- _Work instructions_: Among the lines below, list those containing the string "Service".

- _Records to use_:
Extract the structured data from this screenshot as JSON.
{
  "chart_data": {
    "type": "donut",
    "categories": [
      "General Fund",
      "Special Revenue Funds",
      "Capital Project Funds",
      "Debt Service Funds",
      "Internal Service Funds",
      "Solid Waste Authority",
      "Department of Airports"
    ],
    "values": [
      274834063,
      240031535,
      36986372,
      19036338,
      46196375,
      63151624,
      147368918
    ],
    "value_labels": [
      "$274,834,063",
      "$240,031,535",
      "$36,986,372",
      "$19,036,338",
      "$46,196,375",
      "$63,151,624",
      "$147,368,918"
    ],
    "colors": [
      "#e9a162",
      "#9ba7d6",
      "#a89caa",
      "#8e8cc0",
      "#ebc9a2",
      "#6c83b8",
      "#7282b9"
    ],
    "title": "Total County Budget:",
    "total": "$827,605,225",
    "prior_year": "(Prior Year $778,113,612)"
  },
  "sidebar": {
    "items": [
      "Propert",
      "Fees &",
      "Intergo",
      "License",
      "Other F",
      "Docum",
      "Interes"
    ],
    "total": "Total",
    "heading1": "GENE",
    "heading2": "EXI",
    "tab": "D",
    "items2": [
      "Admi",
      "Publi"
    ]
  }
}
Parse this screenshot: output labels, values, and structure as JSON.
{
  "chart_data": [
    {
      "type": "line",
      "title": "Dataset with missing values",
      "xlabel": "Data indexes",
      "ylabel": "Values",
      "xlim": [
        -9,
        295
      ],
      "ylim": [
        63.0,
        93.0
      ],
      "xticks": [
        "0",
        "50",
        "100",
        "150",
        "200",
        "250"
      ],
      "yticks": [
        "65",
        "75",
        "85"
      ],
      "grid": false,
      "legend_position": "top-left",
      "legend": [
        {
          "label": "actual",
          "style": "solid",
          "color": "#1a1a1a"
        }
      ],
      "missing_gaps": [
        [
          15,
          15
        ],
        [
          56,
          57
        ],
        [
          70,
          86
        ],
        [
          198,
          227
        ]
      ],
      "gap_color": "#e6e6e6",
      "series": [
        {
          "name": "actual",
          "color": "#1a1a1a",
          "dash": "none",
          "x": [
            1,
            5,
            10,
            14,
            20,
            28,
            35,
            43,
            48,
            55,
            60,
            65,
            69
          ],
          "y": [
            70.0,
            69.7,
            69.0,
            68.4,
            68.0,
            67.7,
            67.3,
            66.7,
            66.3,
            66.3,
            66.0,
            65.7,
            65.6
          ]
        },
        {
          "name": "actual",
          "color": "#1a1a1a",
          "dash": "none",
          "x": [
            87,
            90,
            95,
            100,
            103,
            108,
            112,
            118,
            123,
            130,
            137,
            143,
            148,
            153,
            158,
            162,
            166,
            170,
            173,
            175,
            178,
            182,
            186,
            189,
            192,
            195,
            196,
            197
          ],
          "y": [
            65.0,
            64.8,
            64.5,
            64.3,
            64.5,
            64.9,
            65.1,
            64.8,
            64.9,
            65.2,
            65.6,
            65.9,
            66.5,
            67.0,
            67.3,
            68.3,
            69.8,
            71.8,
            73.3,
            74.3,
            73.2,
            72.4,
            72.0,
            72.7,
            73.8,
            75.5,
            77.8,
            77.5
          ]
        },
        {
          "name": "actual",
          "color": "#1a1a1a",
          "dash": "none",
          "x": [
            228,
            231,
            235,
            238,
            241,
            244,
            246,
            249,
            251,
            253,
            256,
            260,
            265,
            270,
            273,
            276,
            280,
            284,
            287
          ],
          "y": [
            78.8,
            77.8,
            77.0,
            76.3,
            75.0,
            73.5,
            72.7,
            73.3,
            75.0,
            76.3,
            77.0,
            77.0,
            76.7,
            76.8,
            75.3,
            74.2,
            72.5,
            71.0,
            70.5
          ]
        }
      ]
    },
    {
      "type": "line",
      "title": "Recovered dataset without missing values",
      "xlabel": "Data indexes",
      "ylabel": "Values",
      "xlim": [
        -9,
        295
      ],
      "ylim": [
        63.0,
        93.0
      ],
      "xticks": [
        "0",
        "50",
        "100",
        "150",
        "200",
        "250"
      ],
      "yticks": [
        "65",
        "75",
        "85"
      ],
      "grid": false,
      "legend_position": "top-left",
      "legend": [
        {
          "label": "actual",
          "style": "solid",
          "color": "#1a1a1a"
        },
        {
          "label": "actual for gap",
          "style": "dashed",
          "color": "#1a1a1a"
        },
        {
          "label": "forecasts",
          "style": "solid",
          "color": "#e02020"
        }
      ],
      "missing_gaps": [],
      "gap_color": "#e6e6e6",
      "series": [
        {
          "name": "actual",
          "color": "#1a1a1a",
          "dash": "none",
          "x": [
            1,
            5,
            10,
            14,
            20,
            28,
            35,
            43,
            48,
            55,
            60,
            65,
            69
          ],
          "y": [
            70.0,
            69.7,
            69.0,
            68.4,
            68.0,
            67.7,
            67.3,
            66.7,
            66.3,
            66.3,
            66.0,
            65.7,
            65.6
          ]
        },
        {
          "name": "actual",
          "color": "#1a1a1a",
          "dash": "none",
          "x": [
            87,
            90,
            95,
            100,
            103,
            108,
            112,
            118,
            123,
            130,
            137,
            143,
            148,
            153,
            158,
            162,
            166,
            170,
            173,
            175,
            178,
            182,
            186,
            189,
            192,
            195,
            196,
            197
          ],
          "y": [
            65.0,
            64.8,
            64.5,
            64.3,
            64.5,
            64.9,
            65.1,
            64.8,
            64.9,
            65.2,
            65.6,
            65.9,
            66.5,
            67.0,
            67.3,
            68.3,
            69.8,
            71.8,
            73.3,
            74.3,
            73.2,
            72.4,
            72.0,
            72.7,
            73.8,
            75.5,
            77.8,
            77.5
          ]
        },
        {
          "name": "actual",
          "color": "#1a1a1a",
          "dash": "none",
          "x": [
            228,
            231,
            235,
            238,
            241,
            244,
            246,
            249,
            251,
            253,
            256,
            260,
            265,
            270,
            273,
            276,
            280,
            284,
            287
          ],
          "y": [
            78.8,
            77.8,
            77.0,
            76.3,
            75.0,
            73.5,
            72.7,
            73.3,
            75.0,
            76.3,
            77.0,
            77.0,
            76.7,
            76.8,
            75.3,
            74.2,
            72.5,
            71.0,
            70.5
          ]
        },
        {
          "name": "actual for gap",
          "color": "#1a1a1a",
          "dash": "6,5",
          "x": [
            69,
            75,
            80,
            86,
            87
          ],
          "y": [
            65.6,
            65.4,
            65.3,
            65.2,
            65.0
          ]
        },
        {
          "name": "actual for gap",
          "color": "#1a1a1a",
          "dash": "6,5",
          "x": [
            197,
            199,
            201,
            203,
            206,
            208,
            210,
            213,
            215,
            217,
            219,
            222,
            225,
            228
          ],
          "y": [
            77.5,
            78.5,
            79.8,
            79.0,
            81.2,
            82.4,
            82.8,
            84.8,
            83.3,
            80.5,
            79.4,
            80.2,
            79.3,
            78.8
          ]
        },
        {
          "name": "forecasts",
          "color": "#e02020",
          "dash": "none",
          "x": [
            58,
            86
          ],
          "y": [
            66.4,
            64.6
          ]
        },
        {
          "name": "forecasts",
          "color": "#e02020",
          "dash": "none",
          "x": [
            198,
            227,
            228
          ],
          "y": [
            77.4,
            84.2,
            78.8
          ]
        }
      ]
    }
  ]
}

- _Worked answer_:
      "Debt Service Funds",
      "Internal Service Funds",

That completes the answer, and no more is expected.